◆ **Article**:
- - - - - - -

WO1989008749A1 - Pressure intensifier reservoir for toilet quick-flush valves - Google Patents

Abstract

The invention relates to a pressure intensifier reservoir for toilet quick-flush valves wherein a closed tank connected to the water main supply and containing an air buffer is connected to the quick-flush valve and to the toilet bowl via a pipe whose cross-section is greater than that of the water main pipe, wherein the reservoir (1) is provided with a partition layer (6) between the air buffer and at least a part of the surface of the water being in the reservoir (1), said layer (6) being of a material of smaller specific weight than that of the water. The partition layer (6) may be a disk or made of grains, pieces, granulate etc. The reservoir may be connected to several quick-pressure valves (10) or toilet bowls, via flush pipe (3).

Description

PRESSURE INTENSIFIER RESERVOIR FOR TOILET QUICK-FLUSH VALVES

The present invention relates to a pressure intensifier reservoir for toilet quick-flush valves wherein a closed tank connected to the water main supply and containing an air buffer is connected to the quick flush valve and to the toilet bowl via a pipe whose cross-section is greater than that of the city service small pipe line.

Two main ways of flushing toilet bowls are known. One of them is applying a service box, wherein the pressure of the flushing water is independent from the pressure of the water supply system. The characteristics of that system is that a separate tank is filled up with water from the water supply system, and upon flushing the water in the tank is let into the toilet bowl. The pressure of the water in the tank depends on the arrangement of the tank, it is generally lower than that of the water supply system. At the same time, the water discharge of the tank is greater than that of the water supply system, that is the height energy is compensated by the kinetic energy.

There are many constructions known for filling up the tank, opening and shutting off the water supply system and for pre\enting the overflow. The structural elements, however, break down easily, so far no construction has been made which would safely function in the long term.

The other way of flushing is considerably simpler than applying a service box. By quick-flushing there is no separate tank, the flushing water is let into the toilet bowl directly from the water supply system. Consequently, the water consumption is about 40 % of a service box. The system consists only of a valve fitted into the pipe connected with the toilet bowl, which is manually operated delayed action valve, the service costs of which are about 10 % of that of a service box.

These constructions are extremely simple and cheap, however, their drawback is that the water discharge used for flushing is relatively low, because of the small cross-section (generally 1/2" or smaller) of the city service pipe line. Consequently, it can not produce adequate kinetic energy, as its nominal cross-section is generally 3/4" or greater. Their use is especially adverse in areas having low water pressure, for instance on the upper floors of buildings situated on flat districts of a town.

In view of above it is apparent that some of the known flushing methods produce adequate kinetic energy, the service boxes, however, are complicated and break down easily, while in case of others - though their construction is simple - no adequate kinetic energy can be produced.

- - - - - - -

◆ **Source data**:
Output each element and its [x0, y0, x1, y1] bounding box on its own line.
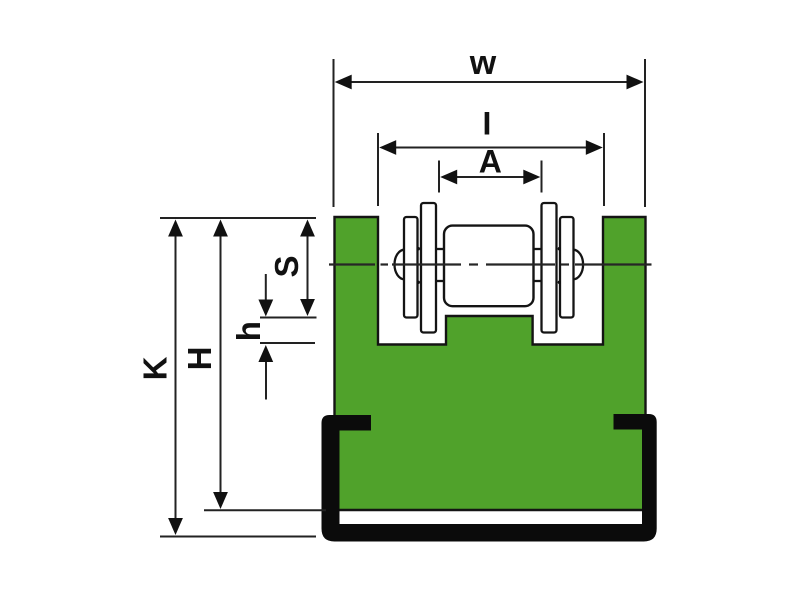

- - - - - - -

◆ **Directions for this task**: Copy the passage of the patent text from "In view of above" up to and including "can be produced.". The lines that come after the patent text are separate material.

◆ **Full answer**:
In view of above it is apparent that some of the known flushing methods produce adequate kinetic energy, the service boxes, however, are complicated and break down easily, while in case of others - though their construction is simple - no adequate kinetic energy can be produced.